## Aufgaben
#1 Welche Farben hat laut dem Textauszug über den FSV Berleburg die Narrenkappe, unter der Wolfgang Weber auftritt?
#2 Warum zog Wolfgang Weber laut dem Textauszug über den Kettwiger Karneval in den 1970er Jahren aus Oberhausen-Osterfeld nach Kettwig? Erkläre es in ein bis drei Sätzen.
#3 Schreibe den Textauszug über den FSV Berleburg Kettwig nach seinem letzten Satz weiter.

## Textauszug
Essen-Kettwig. In Essen-Kettwig geht es zu Karneval wieder rund. Wie der FSV Berleburg entstand und sich tapfer als kleinster Narrenverein im Stadtteil schlägt.
Aus einer Bierlaune heraus wurde in Kettwig vor bald 60 Jahren ein Karnevalsverein gegründet: Seitdem schlägt sich der FSV Berleburg tapfer als kleinster Verein neben zwei festen Größen im Stadtteil.
Zu den Gründungsmitgliedern zählte Willi Maul, der ehemalige Wirt vom Deutschen Haus. Über ihn kam Wolfgang Weber zum Kettwiger Karneval. Aus Oberhausen-Osterfeld zog der inzwischen 71-Jährige in den 1970er Jahren der Liebe wegen nach Kettwig: Um die Tochter von Willi Maul zu heiraten.
In der Bütt: Putin wird sein Fett abbekommen
„Corona hat auch uns getroffen“, fasst Weber kurz zusammen. Was seit dem letzten gefeierten Karneval 2019 noch alles passiert ist, will er bald gereimt in einer Büttenrede den jecken Gästen präsentieren. Die närrischen Verse schreibt er – wie immer – erst kurz vorher. Aber eines sei sicher: „Auch der Putin kriegt eine Strophe, so geht das ja nicht.“
In den närrischen Tagen mischt Weber, gelernter Kaufmann, in Kettwig vorne mit. Unter der grün-weißen Narrenkappe nimmt er kein Blatt vor den Mund. „In Osterfeld habe ich den Kinderkarneval mit organisiert, hier moderiere ich den Zug am Rosensonntag“, fügt er hinzu. Der FSV Berleburg Kettwig sei für ihn eine Herzenssache, nicht nur wegen seiner Anke.

## Vorliegende Zeilen

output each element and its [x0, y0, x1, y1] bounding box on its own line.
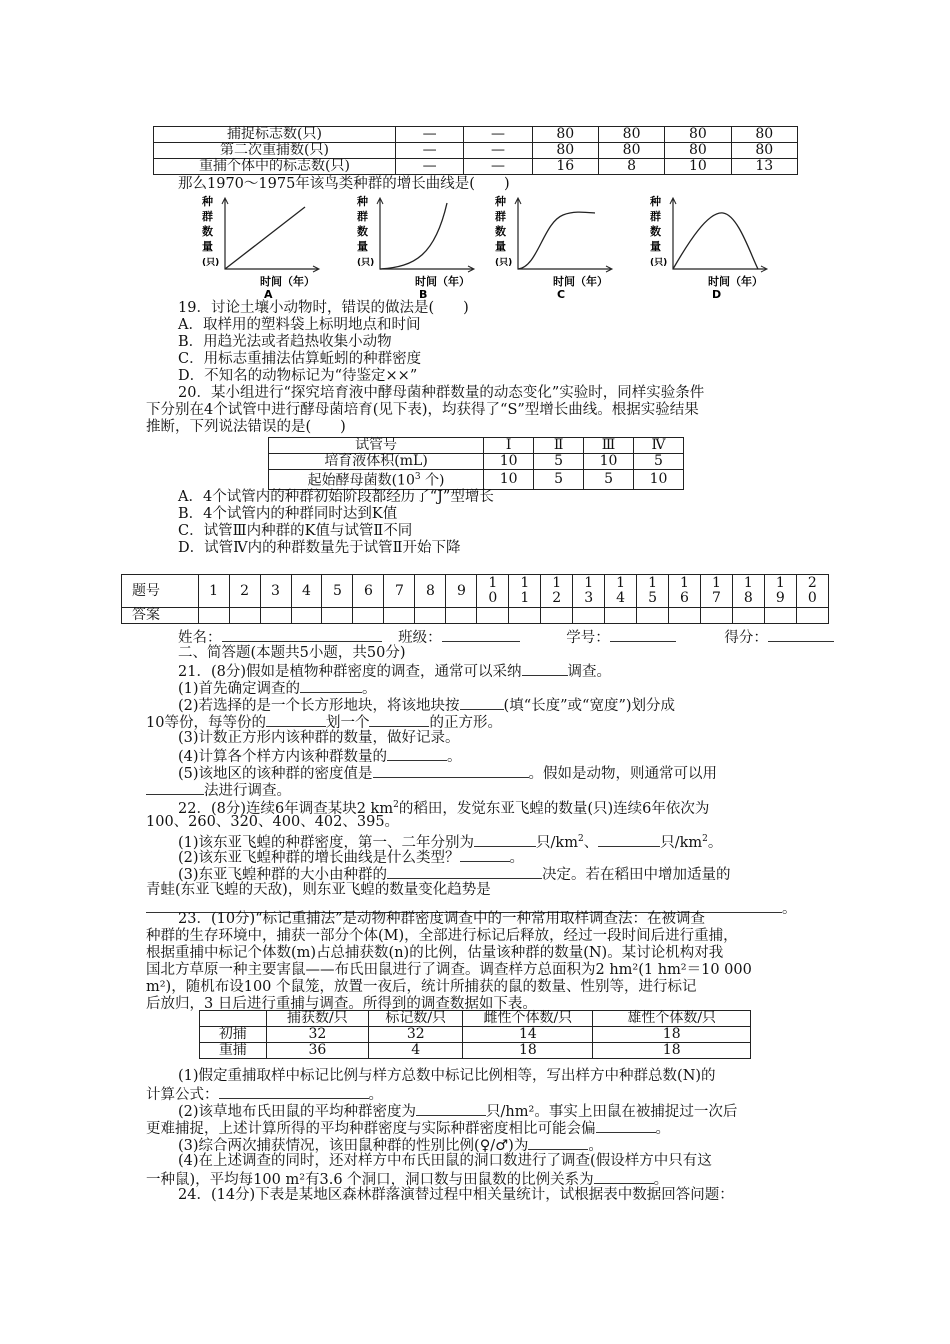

## Antworten je Aufgabe
#1 Die Narrenkappe ist grün-weiß.

#2 Er zog der Liebe wegen nach Kettwig, um die Tochter von Willi Maul zu heiraten. Willi Maul war der ehemalige Wirt vom Deutschen Haus und eines der Gründungsmitglieder des FSV Berleburg.

#3
Bunter Abend im Deutschen Haus
Zu Karneval stemmt der FSV Berleburg wieder zwei Veranstaltungen: Am Samstag, 18. Februar, winkt der „Bunte Karnevalsabend“ im Vereinslokal Arne im Deutschen Haus, Corneliusstraße 55. Beginn ist um 20.11 Uhr. Der Eintritt kostet 11,11 Euro pro Person.
Zur „Hoppeditz Beerdigung“ lädt der FSV Berleburg am Veilchendienstag, 21. Februar, ab 20.11 Uhr ein. Der Eintritt ist frei. Die Veranstaltung findet ebenfalls im Vereinslokal Arne im Deutschen Haus statt.
Eintrittskarten sind beim ersten Vorsitzenden erhältlich. Kontakt: Hermann Eichholz, 01520 90 71 429.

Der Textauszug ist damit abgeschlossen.